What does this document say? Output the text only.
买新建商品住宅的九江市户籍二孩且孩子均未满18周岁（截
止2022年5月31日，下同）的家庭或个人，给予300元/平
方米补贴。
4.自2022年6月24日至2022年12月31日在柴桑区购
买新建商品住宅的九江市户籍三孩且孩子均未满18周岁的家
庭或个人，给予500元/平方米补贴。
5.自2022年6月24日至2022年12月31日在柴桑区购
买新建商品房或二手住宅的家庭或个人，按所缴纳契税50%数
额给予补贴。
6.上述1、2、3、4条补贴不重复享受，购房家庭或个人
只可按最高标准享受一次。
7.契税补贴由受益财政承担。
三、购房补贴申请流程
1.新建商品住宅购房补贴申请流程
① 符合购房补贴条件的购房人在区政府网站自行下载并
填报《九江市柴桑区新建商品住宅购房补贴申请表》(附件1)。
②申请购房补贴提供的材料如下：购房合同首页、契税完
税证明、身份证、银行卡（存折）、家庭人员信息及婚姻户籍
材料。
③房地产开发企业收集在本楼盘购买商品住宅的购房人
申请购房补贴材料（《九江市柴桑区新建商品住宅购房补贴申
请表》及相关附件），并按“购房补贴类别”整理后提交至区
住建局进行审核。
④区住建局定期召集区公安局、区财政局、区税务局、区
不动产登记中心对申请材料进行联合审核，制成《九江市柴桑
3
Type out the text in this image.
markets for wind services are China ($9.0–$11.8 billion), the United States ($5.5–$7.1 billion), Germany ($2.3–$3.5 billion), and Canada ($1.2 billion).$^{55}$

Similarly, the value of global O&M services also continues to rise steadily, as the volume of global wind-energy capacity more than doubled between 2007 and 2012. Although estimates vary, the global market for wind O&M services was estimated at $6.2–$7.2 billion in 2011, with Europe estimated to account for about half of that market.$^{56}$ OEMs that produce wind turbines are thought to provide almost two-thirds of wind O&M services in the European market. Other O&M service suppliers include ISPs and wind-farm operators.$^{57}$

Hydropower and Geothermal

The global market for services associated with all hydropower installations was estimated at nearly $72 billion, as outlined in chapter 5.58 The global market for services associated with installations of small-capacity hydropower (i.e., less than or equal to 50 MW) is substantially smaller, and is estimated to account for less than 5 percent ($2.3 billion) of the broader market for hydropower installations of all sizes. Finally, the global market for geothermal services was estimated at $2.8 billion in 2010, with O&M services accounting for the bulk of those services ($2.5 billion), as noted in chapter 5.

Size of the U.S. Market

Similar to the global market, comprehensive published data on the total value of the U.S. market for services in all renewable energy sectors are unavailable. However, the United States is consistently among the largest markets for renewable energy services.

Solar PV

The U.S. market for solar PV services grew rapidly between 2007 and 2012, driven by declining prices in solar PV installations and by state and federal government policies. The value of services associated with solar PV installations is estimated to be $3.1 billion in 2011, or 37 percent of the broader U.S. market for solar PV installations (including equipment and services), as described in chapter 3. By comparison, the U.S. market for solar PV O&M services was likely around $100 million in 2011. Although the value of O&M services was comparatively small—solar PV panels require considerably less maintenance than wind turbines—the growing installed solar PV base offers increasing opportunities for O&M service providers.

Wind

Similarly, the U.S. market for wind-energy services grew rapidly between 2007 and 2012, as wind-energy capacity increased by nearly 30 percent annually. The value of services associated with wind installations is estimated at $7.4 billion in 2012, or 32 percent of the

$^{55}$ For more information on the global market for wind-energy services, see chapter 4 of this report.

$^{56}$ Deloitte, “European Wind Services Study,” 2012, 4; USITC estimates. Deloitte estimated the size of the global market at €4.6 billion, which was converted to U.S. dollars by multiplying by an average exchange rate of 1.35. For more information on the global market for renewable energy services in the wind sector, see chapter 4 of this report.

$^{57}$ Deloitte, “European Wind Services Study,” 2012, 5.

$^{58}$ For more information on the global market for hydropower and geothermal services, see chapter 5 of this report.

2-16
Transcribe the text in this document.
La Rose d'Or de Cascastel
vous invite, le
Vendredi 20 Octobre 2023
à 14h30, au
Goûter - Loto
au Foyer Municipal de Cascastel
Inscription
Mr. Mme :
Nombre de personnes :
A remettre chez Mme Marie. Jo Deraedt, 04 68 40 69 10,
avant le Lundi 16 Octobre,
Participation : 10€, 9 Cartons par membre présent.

→ Goal of the exercise
Each entry above is to be set down again in exactly the same words.

→ Solution to the exercise
What does this document say? Output the text only.
买新建商品住宅的九江市户籍二孩且孩子均未满18周岁（截
止2022年5月31日，下同）的家庭或个人，给予300元/平
方米补贴。
4.自2022年6月24日至2022年12月31日在柴桑区购
买新建商品住宅的九江市户籍三孩且孩子均未满18周岁的家
庭或个人，给予500元/平方米补贴。
5.自2022年6月24日至2022年12月31日在柴桑区购
买新建商品房或二手住宅的家庭或个人，按所缴纳契税50%数
额给予补贴。
6.上述1、2、3、4条补贴不重复享受，购房家庭或个人
只可按最高标准享受一次。
7.契税补贴由受益财政承担。
三、购房补贴申请流程
1.新建商品住宅购房补贴申请流程
① 符合购房补贴条件的购房人在区政府网站自行下载并
填报《九江市柴桑区新建商品住宅购房补贴申请表》(附件1)。
②申请购房补贴提供的材料如下：购房合同首页、契税完
税证明、身份证、银行卡（存折）、家庭人员信息及婚姻户籍
材料。
③房地产开发企业收集在本楼盘购买商品住宅的购房人
申请购房补贴材料（《九江市柴桑区新建商品住宅购房补贴申
请表》及相关附件），并按“购房补贴类别”整理后提交至区
住建局进行审核。
④区住建局定期召集区公安局、区财政局、区税务局、区
不动产登记中心对申请材料进行联合审核，制成《九江市柴桑
3
Type out the text in this image.
markets for wind services are China ($9.0–$11.8 billion), the United States ($5.5–$7.1 billion), Germany ($2.3–$3.5 billion), and Canada ($1.2 billion).$^{55}$

Similarly, the value of global O&M services also continues to rise steadily, as the volume of global wind-energy capacity more than doubled between 2007 and 2012. Although estimates vary, the global market for wind O&M services was estimated at $6.2–$7.2 billion in 2011, with Europe estimated to account for about half of that market.$^{56}$ OEMs that produce wind turbines are thought to provide almost two-thirds of wind O&M services in the European market. Other O&M service suppliers include ISPs and wind-farm operators.$^{57}$

Hydropower and Geothermal

The global market for services associated with all hydropower installations was estimated at nearly $72 billion, as outlined in chapter 5.58 The global market for services associated with installations of small-capacity hydropower (i.e., less than or equal to 50 MW) is substantially smaller, and is estimated to account for less than 5 percent ($2.3 billion) of the broader market for hydropower installations of all sizes. Finally, the global market for geothermal services was estimated at $2.8 billion in 2010, with O&M services accounting for the bulk of those services ($2.5 billion), as noted in chapter 5.

Size of the U.S. Market

Similar to the global market, comprehensive published data on the total value of the U.S. market for services in all renewable energy sectors are unavailable. However, the United States is consistently among the largest markets for renewable energy services.

Solar PV

The U.S. market for solar PV services grew rapidly between 2007 and 2012, driven by declining prices in solar PV installations and by state and federal government policies. The value of services associated with solar PV installations is estimated to be $3.1 billion in 2011, or 37 percent of the broader U.S. market for solar PV installations (including equipment and services), as described in chapter 3. By comparison, the U.S. market for solar PV O&M services was likely around $100 million in 2011. Although the value of O&M services was comparatively small—solar PV panels require considerably less maintenance than wind turbines—the growing installed solar PV base offers increasing opportunities for O&M service providers.

Wind

Similarly, the U.S. market for wind-energy services grew rapidly between 2007 and 2012, as wind-energy capacity increased by nearly 30 percent annually. The value of services associated with wind installations is estimated at $7.4 billion in 2012, or 32 percent of the

$^{55}$ For more information on the global market for wind-energy services, see chapter 4 of this report.

$^{56}$ Deloitte, “European Wind Services Study,” 2012, 4; USITC estimates. Deloitte estimated the size of the global market at €4.6 billion, which was converted to U.S. dollars by multiplying by an average exchange rate of 1.35. For more information on the global market for renewable energy services in the wind sector, see chapter 4 of this report.

$^{57}$ Deloitte, “European Wind Services Study,” 2012, 5.

$^{58}$ For more information on the global market for hydropower and geothermal services, see chapter 5 of this report.

2-16
Transcribe the text in this document.
La Rose d'Or de Cascastel
vous invite, le
Vendredi 20 Octobre 2023
à 14h30, au
Goûter - Loto
au Foyer Municipal de Cascastel
Inscription
Mr. Mme :
Nombre de personnes :
A remettre chez Mme Marie. Jo Deraedt, 04 68 40 69 10,
avant le Lundi 16 Octobre,
Participation : 10€, 9 Cartons par membre présent.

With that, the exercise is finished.